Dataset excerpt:
————

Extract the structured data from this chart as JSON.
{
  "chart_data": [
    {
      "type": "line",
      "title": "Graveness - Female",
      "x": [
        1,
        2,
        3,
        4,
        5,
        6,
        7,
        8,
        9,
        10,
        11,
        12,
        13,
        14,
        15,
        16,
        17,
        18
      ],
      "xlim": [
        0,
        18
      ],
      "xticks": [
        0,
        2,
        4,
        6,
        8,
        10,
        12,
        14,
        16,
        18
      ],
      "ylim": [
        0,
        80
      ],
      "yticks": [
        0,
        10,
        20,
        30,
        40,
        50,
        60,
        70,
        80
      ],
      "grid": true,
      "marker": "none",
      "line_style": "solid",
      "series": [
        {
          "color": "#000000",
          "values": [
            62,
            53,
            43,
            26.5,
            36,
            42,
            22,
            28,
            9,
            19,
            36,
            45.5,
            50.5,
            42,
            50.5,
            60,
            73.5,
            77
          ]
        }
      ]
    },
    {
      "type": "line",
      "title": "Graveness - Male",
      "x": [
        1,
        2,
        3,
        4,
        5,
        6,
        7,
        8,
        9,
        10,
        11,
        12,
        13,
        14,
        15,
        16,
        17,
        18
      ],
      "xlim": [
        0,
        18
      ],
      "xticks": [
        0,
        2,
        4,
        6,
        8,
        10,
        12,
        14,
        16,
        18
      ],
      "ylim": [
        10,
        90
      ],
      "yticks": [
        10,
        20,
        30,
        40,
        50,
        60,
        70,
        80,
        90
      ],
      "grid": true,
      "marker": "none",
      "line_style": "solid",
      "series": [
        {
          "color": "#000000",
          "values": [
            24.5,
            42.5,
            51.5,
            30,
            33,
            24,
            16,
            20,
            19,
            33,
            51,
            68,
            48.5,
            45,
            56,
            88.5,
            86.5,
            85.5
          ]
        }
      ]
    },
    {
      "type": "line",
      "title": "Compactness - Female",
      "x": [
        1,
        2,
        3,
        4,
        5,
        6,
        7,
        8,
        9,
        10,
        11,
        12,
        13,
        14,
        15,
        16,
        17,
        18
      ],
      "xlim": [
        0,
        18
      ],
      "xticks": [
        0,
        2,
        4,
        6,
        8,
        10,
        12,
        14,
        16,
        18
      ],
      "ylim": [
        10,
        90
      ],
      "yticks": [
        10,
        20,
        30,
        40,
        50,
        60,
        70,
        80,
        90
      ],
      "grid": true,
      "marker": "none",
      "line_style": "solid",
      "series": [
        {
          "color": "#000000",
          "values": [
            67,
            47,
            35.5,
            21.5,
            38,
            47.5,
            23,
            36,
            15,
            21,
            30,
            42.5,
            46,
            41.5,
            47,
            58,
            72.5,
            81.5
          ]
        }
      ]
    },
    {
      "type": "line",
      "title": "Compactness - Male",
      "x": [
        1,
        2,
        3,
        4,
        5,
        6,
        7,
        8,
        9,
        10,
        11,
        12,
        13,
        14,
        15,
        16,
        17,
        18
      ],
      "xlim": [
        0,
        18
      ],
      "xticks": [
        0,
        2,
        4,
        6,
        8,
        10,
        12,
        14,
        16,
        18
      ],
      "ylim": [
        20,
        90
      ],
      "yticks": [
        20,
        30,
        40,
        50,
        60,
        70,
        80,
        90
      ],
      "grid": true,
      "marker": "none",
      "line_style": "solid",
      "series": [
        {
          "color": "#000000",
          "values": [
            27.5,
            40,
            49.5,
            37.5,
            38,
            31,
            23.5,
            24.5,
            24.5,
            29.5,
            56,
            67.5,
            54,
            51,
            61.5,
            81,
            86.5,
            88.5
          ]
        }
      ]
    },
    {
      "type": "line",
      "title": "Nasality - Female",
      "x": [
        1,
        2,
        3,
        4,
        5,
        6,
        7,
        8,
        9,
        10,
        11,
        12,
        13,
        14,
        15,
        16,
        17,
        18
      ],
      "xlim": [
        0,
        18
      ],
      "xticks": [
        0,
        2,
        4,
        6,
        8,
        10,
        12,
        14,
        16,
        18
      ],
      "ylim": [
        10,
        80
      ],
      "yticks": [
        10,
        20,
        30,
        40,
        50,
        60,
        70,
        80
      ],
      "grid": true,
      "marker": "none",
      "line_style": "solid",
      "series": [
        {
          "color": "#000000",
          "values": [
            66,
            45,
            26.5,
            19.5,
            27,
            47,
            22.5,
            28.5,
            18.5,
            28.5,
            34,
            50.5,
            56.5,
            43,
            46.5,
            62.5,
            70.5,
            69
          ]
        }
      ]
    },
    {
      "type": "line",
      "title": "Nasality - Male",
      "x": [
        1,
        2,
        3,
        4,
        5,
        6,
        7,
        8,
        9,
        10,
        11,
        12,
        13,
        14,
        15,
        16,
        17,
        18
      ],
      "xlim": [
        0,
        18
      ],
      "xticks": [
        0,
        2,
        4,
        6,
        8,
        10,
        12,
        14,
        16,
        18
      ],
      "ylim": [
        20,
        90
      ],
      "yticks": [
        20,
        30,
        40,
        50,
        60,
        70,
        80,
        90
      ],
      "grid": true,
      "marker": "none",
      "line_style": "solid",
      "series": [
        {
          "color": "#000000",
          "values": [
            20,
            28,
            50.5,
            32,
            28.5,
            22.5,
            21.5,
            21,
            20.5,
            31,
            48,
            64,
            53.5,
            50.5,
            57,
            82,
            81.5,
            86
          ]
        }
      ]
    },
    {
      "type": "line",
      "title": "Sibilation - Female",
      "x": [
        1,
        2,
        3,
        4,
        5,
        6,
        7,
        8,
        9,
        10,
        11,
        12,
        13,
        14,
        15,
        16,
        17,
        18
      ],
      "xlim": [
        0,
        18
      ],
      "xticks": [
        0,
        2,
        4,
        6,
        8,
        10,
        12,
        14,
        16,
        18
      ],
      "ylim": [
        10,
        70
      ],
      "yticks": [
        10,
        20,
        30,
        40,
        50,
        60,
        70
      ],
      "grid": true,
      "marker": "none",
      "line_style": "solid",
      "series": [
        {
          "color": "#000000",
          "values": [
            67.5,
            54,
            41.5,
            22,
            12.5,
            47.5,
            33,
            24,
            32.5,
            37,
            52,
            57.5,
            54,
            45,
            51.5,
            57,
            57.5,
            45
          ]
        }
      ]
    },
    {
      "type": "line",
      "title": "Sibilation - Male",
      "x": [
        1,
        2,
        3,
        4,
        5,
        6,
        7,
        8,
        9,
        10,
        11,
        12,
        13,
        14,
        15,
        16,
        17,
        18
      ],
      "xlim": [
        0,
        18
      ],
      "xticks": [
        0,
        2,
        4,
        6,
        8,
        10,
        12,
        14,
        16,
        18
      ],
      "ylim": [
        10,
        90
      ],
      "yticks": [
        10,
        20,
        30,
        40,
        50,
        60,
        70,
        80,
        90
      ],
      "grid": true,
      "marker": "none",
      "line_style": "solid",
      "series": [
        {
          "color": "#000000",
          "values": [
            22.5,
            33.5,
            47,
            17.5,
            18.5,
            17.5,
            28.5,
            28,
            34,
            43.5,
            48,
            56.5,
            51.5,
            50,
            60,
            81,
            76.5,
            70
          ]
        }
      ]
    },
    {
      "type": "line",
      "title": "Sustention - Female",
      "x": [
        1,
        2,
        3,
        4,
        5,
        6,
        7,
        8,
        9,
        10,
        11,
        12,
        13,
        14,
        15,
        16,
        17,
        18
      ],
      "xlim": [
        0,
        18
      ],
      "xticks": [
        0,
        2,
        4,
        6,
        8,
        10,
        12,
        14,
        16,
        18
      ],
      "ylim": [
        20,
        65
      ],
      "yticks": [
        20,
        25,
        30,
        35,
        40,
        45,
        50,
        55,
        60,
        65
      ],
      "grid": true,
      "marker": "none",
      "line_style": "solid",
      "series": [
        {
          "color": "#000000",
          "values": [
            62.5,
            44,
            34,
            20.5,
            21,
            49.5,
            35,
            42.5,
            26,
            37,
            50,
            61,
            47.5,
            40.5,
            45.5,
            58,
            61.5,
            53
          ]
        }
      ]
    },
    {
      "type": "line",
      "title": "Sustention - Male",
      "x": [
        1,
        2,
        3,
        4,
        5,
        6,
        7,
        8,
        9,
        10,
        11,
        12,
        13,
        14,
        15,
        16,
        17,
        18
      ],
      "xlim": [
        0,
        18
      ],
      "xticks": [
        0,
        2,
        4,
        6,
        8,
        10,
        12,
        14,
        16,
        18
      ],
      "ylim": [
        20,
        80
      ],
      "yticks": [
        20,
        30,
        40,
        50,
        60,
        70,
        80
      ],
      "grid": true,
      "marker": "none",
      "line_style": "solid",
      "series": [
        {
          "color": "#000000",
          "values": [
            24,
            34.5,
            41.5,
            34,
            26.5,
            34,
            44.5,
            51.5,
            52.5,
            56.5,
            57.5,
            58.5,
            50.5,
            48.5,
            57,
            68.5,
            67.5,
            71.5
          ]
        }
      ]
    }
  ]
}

————

Write only the number of lines in the records that include the word "Nasality".

> **FULL SOLUTION**: 2